Directions: How many of these lines hold the string "Повышение"? Answer with the number only.

Record extracts:
▬▬▬▬▬▬▬▬▬▬

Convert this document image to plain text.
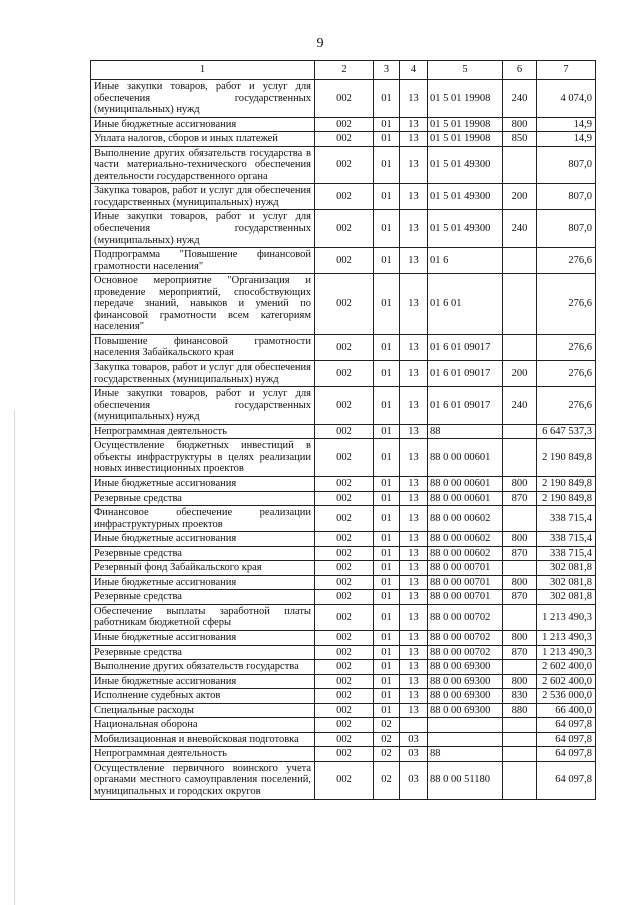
9
1	2	3	4	5	6	7
Иные закупки товаров, работ и услуг для обеспечения государственных (муниципальных) нужд	002	01	13	01 5 01 19908	240	4 074,0
Иные бюджетные ассигнования	002	01	13	01 5 01 19908	800	14,9
Уплата налогов, сборов и иных платежей	002	01	13	01 5 01 19908	850	14,9
Выполнение других обязательств государства в части материально-технического обеспечения деятельности государственного органа	002	01	13	01 5 01 49300		807,0
Закупка товаров, работ и услуг для обеспечения государственных (муниципальных) нужд	002	01	13	01 5 01 49300	200	807,0
Иные закупки товаров, работ и услуг для обеспечения государственных (муниципальных) нужд	002	01	13	01 5 01 49300	240	807,0
Подпрограмма "Повышение финансовой грамотности населения"	002	01	13	01 6		276,6
Основное мероприятие "Организация и проведение мероприятий, способствующих передаче знаний, навыков и умений по финансовой грамотности всем категориям населения"	002	01	13	01 6 01		276,6
Повышение финансовой грамотности населения Забайкальского края	002	01	13	01 6 01 09017		276,6
Закупка товаров, работ и услуг для обеспечения государственных (муниципальных) нужд	002	01	13	01 6 01 09017	200	276,6
Иные закупки товаров, работ и услуг для обеспечения государственных (муниципальных) нужд	002	01	13	01 6 01 09017	240	276,6
Непрограммная деятельность	002	01	13	88		6 647 537,3
Осуществление бюджетных инвестиций в объекты инфраструктуры в целях реализации новых инвестиционных проектов	002	01	13	88 0 00 00601		2 190 849,8
Иные бюджетные ассигнования	002	01	13	88 0 00 00601	800	2 190 849,8
Резервные средства	002	01	13	88 0 00 00601	870	2 190 849,8
Финансовое обеспечение реализации инфраструктурных проектов	002	01	13	88 0 00 00602		338 715,4
Иные бюджетные ассигнования	002	01	13	88 0 00 00602	800	338 715,4
Резервные средства	002	01	13	88 0 00 00602	870	338 715,4
Резервный фонд Забайкальского края	002	01	13	88 0 00 00701		302 081,8
Иные бюджетные ассигнования	002	01	13	88 0 00 00701	800	302 081,8
Резервные средства	002	01	13	88 0 00 00701	870	302 081,8
Обеспечение выплаты заработной платы работникам бюджетной сферы	002	01	13	88 0 00 00702		1 213 490,3
Иные бюджетные ассигнования	002	01	13	88 0 00 00702	800	1 213 490,3
Резервные средства	002	01	13	88 0 00 00702	870	1 213 490,3
Выполнение других обязательств государства	002	01	13	88 0 00 69300		2 602 400,0
Иные бюджетные ассигнования	002	01	13	88 0 00 69300	800	2 602 400,0
Исполнение судебных актов	002	01	13	88 0 00 69300	830	2 536 000,0
Специальные расходы	002	01	13	88 0 00 69300	880	66 400,0
Национальная оборона	002	02				64 097,8
Мобилизационная и вневойсковая подготовка	002	02	03			64 097,8
Непрограммная деятельность	002	02	03	88		64 097,8
Осуществление первичного воинского учета органами местного самоуправления поселений, муниципальных и городских округов	002	02	03	88 0 00 51180		64 097,8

▬▬▬▬▬▬▬▬▬▬

Response to the exercise: 2